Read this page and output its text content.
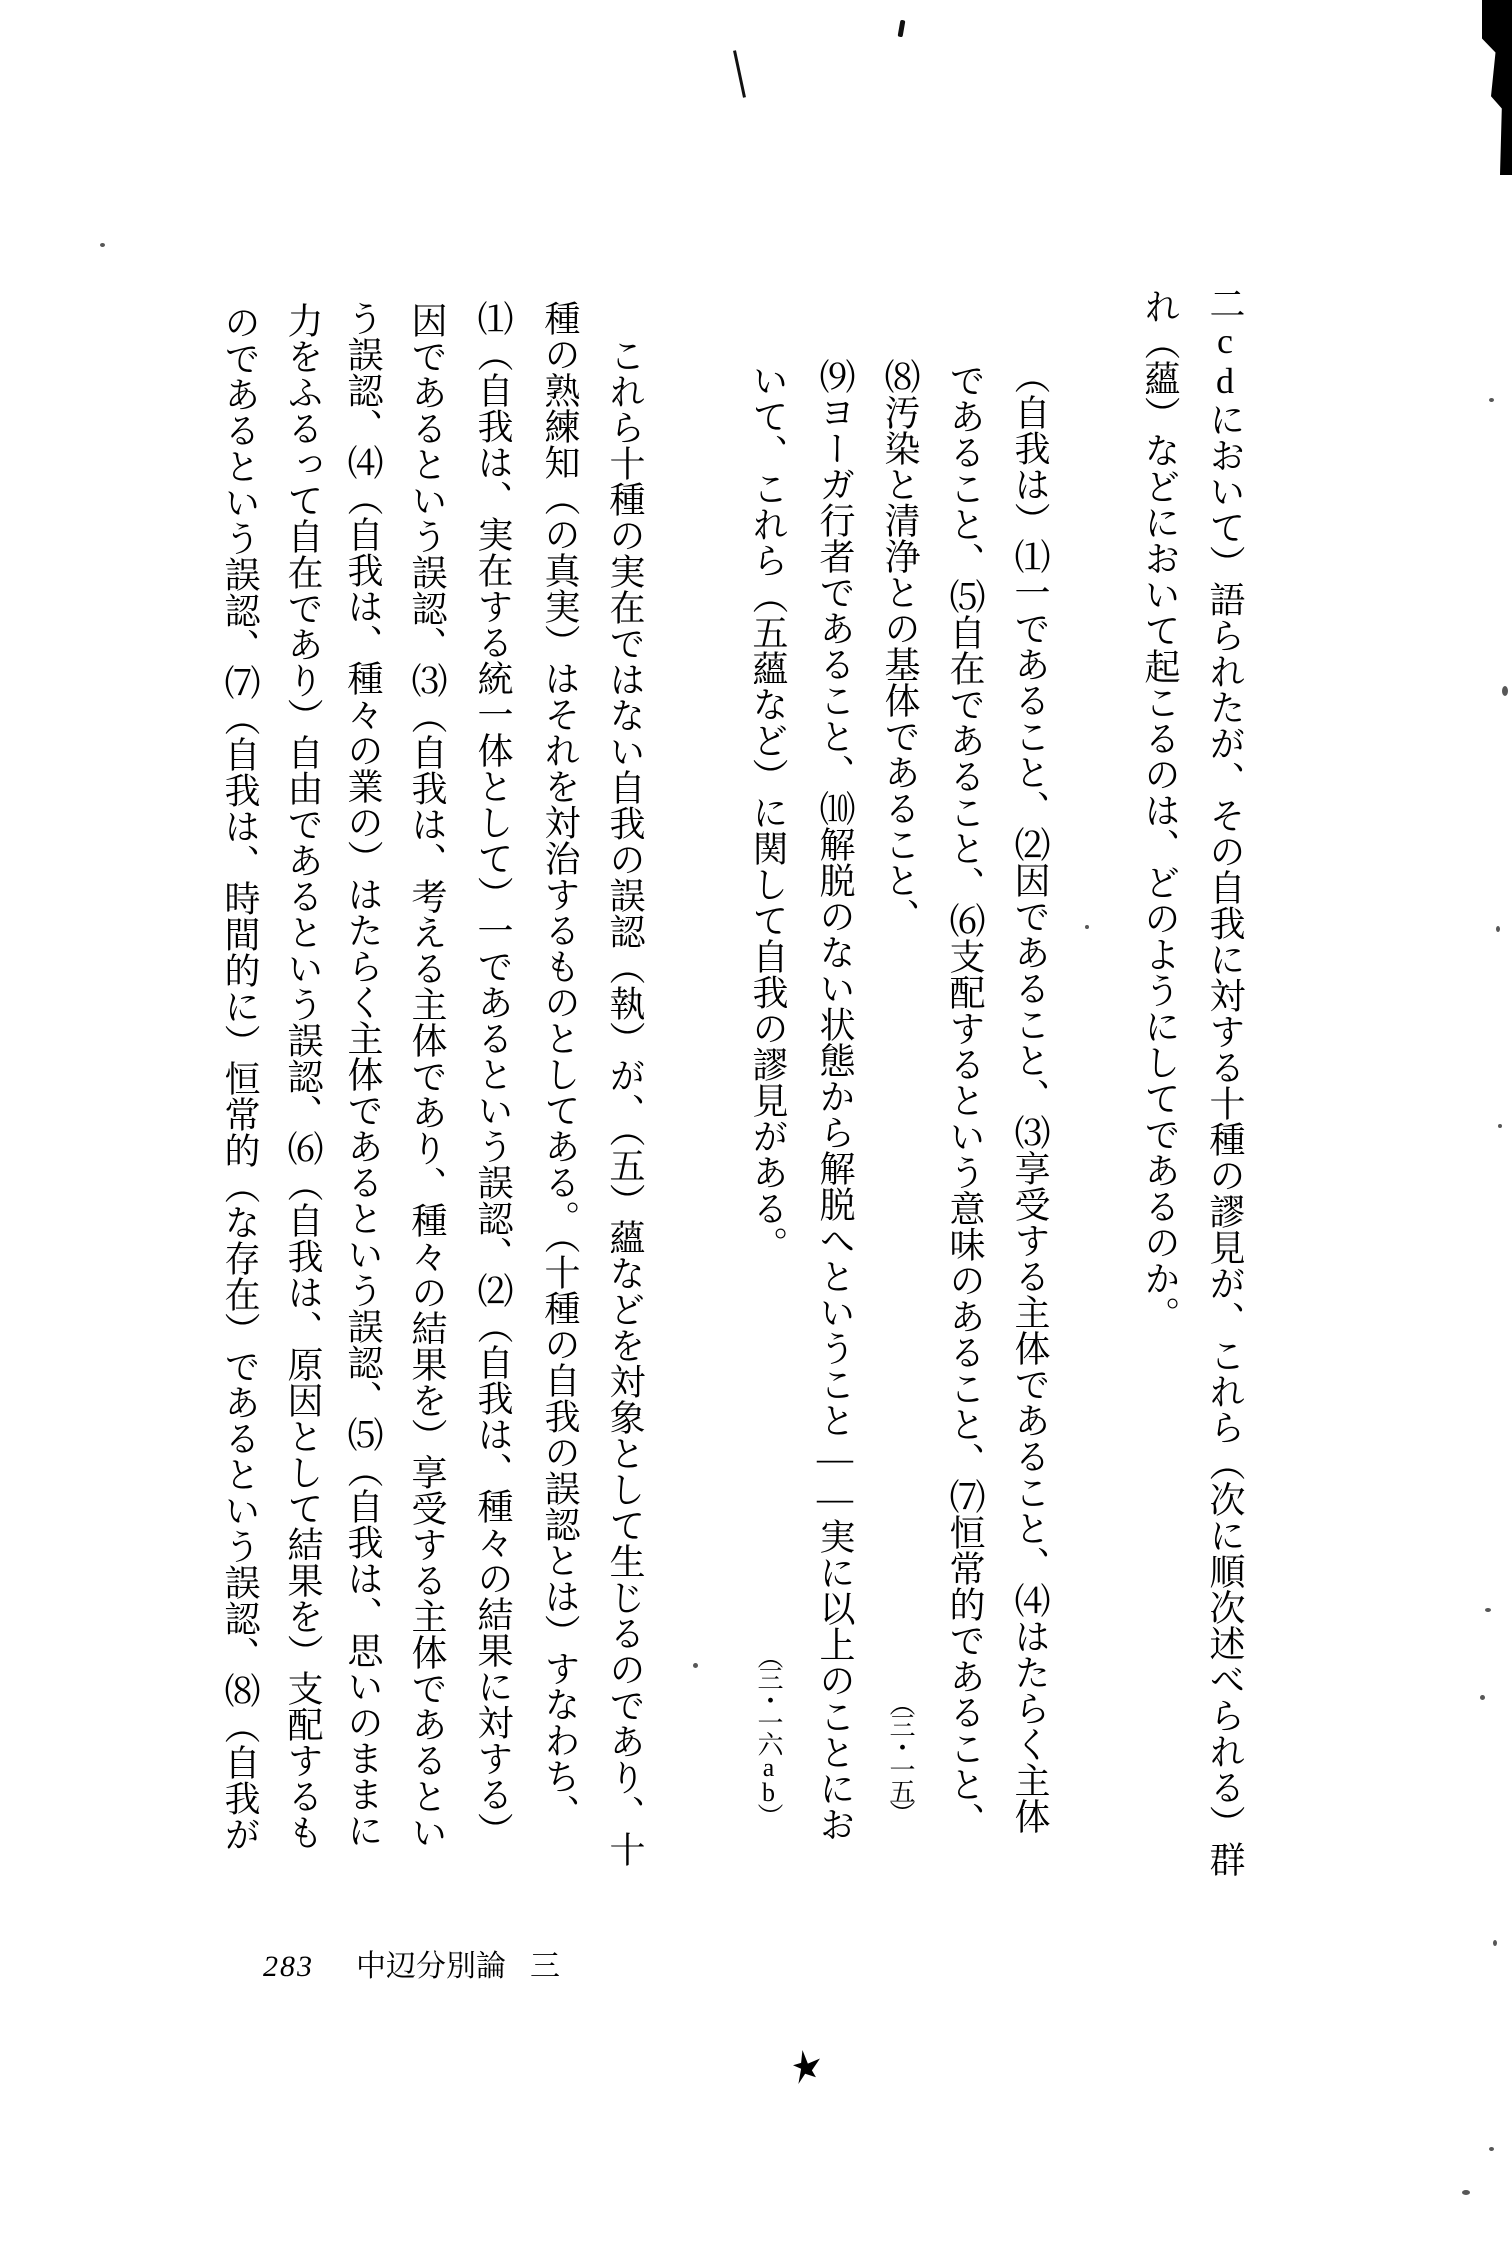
二cdにおいて）語られたが、その自我に対する十種の謬見が、これら（次に順次述べられる）群
れ（蘊）などにおいて起こるのは、どのようにしてであるのか。
（自我は）⑴一であること、⑵因であること、⑶享受する主体であること、⑷はたらく主体
であること、⑸自在であること、⑹支配するという意味のあること、⑺恒常的であること、
⑻汚染と清浄との基体であること、
（三・一五）
⑼ヨーガ行者であること、⑽解脱のない状態から解脱へということ——実に以上のことにお
いて、これら（五蘊など）に関して自我の謬見がある。
（三・一六ab）
これら十種の実在ではない自我の誤認（執）が、（五）蘊などを対象として生じるのであり、十
種の熟練知（の真実）はそれを対治するものとしてある。（十種の自我の誤認とは）すなわち、
⑴（自我は、実在する統一体として）一であるという誤認、⑵（自我は、種々の結果に対する）
因であるという誤認、⑶（自我は、考える主体であり、種々の結果を）享受する主体であるとい
う誤認、⑷（自我は、種々の業の）はたらく主体であるという誤認、⑸（自我は、思いのままに
力をふるって自在であり）自由であるという誤認、⑹（自我は、原因として結果を）支配するも
のであるという誤認、⑺（自我は、時間的に）恒常的（な存在）であるという誤認、⑻（自我が
283 中辺分別論 三
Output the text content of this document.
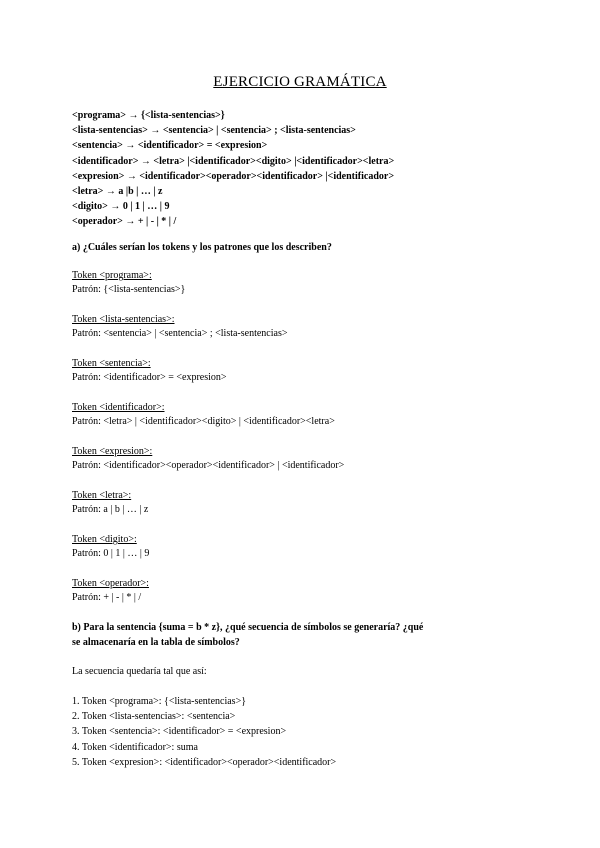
EJERCICIO GRAMÁTICA
<programa> → {<lista-sentencias>}
<lista-sentencias> → <sentencia> | <sentencia> ; <lista-sentencias>
<sentencia> → <identificador> = <expresion>
<identificador> → <letra> |<identificador><digito> |<identificador><letra>
<expresion> → <identificador><operador><identificador> |<identificador>
<letra> → a |b | … | z
<digito> → 0 | 1 | … | 9
<operador> → + | - | * | /
a) ¿Cuáles serían los tokens y los patrones que los describen?
Token <programa>:
Patrón: {<lista-sentencias>}
Token <lista-sentencias>:
Patrón: <sentencia> | <sentencia> ; <lista-sentencias>
Token <sentencia>:
Patrón: <identificador> = <expresion>
Token <identificador>:
Patrón: <letra> | <identificador><digito> | <identificador><letra>
Token <expresion>:
Patrón: <identificador><operador><identificador> | <identificador>
Token <letra>:
Patrón: a | b | … | z
Token <digito>:
Patrón: 0 | 1 | … | 9
Token <operador>:
Patrón: + | - | * | /
b) Para la sentencia {suma = b * z}, ¿qué secuencia de símbolos se generaría? ¿qué
se almacenaría en la tabla de símbolos?
La secuencia quedaría tal que así:
1. Token <programa>: {<lista-sentencias>}
2. Token <lista-sentencias>: <sentencia>
3. Token <sentencia>: <identificador> = <expresion>
4. Token <identificador>: suma
5. Token <expresion>: <identificador><operador><identificador>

■ ■ ■ ■

> [Work to do] Leave every image out, and retype the material exactly.

> [Solution to this exercise]
Read this page and output its text content.
二cdにおいて）語られたが、その自我に対する十種の謬見が、これら（次に順次述べられる）群
れ（蘊）などにおいて起こるのは、どのようにしてであるのか。
（自我は）⑴一であること、⑵因であること、⑶享受する主体であること、⑷はたらく主体
であること、⑸自在であること、⑹支配するという意味のあること、⑺恒常的であること、
⑻汚染と清浄との基体であること、
（三・一五）
⑼ヨーガ行者であること、⑽解脱のない状態から解脱へということ——実に以上のことにお
いて、これら（五蘊など）に関して自我の謬見がある。
（三・一六ab）
これら十種の実在ではない自我の誤認（執）が、（五）蘊などを対象として生じるのであり、十
種の熟練知（の真実）はそれを対治するものとしてある。（十種の自我の誤認とは）すなわち、
⑴（自我は、実在する統一体として）一であるという誤認、⑵（自我は、種々の結果に対する）
因であるという誤認、⑶（自我は、考える主体であり、種々の結果を）享受する主体であるとい
う誤認、⑷（自我は、種々の業の）はたらく主体であるという誤認、⑸（自我は、思いのままに
力をふるって自在であり）自由であるという誤認、⑹（自我は、原因として結果を）支配するも
のであるという誤認、⑺（自我は、時間的に）恒常的（な存在）であるという誤認、⑻（自我が
283 中辺分別論 三
Output the text content of this document.
EJERCICIO GRAMÁTICA
<programa> → {<lista-sentencias>}
<lista-sentencias> → <sentencia> | <sentencia> ; <lista-sentencias>
<sentencia> → <identificador> = <expresion>
<identificador> → <letra> |<identificador><digito> |<identificador><letra>
<expresion> → <identificador><operador><identificador> |<identificador>
<letra> → a |b | … | z
<digito> → 0 | 1 | … | 9
<operador> → + | - | * | /
a) ¿Cuáles serían los tokens y los patrones que los describen?
Token <programa>:
Patrón: {<lista-sentencias>}
Token <lista-sentencias>:
Patrón: <sentencia> | <sentencia> ; <lista-sentencias>
Token <sentencia>:
Patrón: <identificador> = <expresion>
Token <identificador>:
Patrón: <letra> | <identificador><digito> | <identificador><letra>
Token <expresion>:
Patrón: <identificador><operador><identificador> | <identificador>
Token <letra>:
Patrón: a | b | … | z
Token <digito>:
Patrón: 0 | 1 | … | 9
Token <operador>:
Patrón: + | - | * | /
b) Para la sentencia {suma = b * z}, ¿qué secuencia de símbolos se generaría? ¿qué
se almacenaría en la tabla de símbolos?
La secuencia quedaría tal que así:
1. Token <programa>: {<lista-sentencias>}
2. Token <lista-sentencias>: <sentencia>
3. Token <sentencia>: <identificador> = <expresion>
4. Token <identificador>: suma
5. Token <expresion>: <identificador><operador><identificador>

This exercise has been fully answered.